Directions:
From the rows below, extract every line that contains the string "title".
-- Provided information start --
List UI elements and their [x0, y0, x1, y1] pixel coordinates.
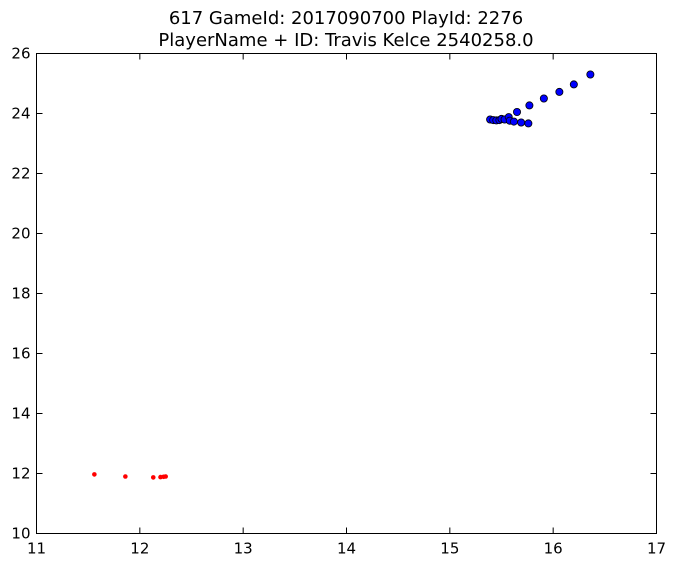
- y-tick-label: 16: [11, 345, 30, 363]
- series-1-point: [513, 108, 522, 117]
- y-tick-label: 18: [11, 285, 30, 303]
- series-1-point: [555, 87, 564, 96]
- x-tick-label: 15: [440, 540, 459, 558]
- series-1-point: [586, 70, 595, 79]
- y-tick-label: 26: [11, 45, 30, 63]
- chart-title-line-1: 617 GameId: 2017090700 PlayId: 2276: [169, 8, 523, 29]
- y-tick-label: 12: [11, 465, 30, 483]
- y-tick-label: 22: [11, 165, 30, 183]
- series-0-point: [163, 474, 168, 479]
- chart-title-line-2: PlayerName + ID: Travis Kelce 2540258.0: [158, 30, 533, 51]
- series-0-point: [123, 474, 128, 479]
- series-1-point: [525, 101, 534, 110]
- series-1-point: [569, 80, 578, 89]
- axis-ticks: 11 12 13 14 15 16 17 10 12 14 16 18 20 22 24 26: [11, 45, 666, 558]
- series-0-point: [92, 472, 97, 477]
- y-tick-label: 10: [11, 525, 30, 543]
- series-1-point: [517, 118, 526, 127]
- x-tick-label: 12: [130, 540, 149, 558]
- x-tick-label: 11: [27, 540, 46, 558]
- y-tick-label: 24: [11, 105, 30, 123]
- x-tick-label: 14: [337, 540, 356, 558]
- data-points: [92, 70, 595, 480]
- series-1-point: [524, 119, 533, 128]
- plot-frame: [36, 53, 657, 534]
- series-0-point: [150, 475, 156, 480]
- x-tick-label: 17: [647, 540, 666, 558]
- x-tick-label: 13: [234, 540, 253, 558]
- x-tick-label: 16: [544, 540, 563, 558]
- series-1-point: [539, 94, 548, 103]
- y-tick-label: 20: [11, 225, 30, 243]
- series-1-point: [509, 117, 518, 126]
- y-tick-label: 14: [11, 405, 30, 423]
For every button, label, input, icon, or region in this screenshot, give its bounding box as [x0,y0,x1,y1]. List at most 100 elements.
-- Provided information end --
Full solution:
- chart-title-line-1: 617 GameId: 2017090700 PlayId: 2276: [169, 8, 523, 29]
- chart-title-line-2: PlayerName + ID: Travis Kelce 2540258.0: [158, 30, 533, 51]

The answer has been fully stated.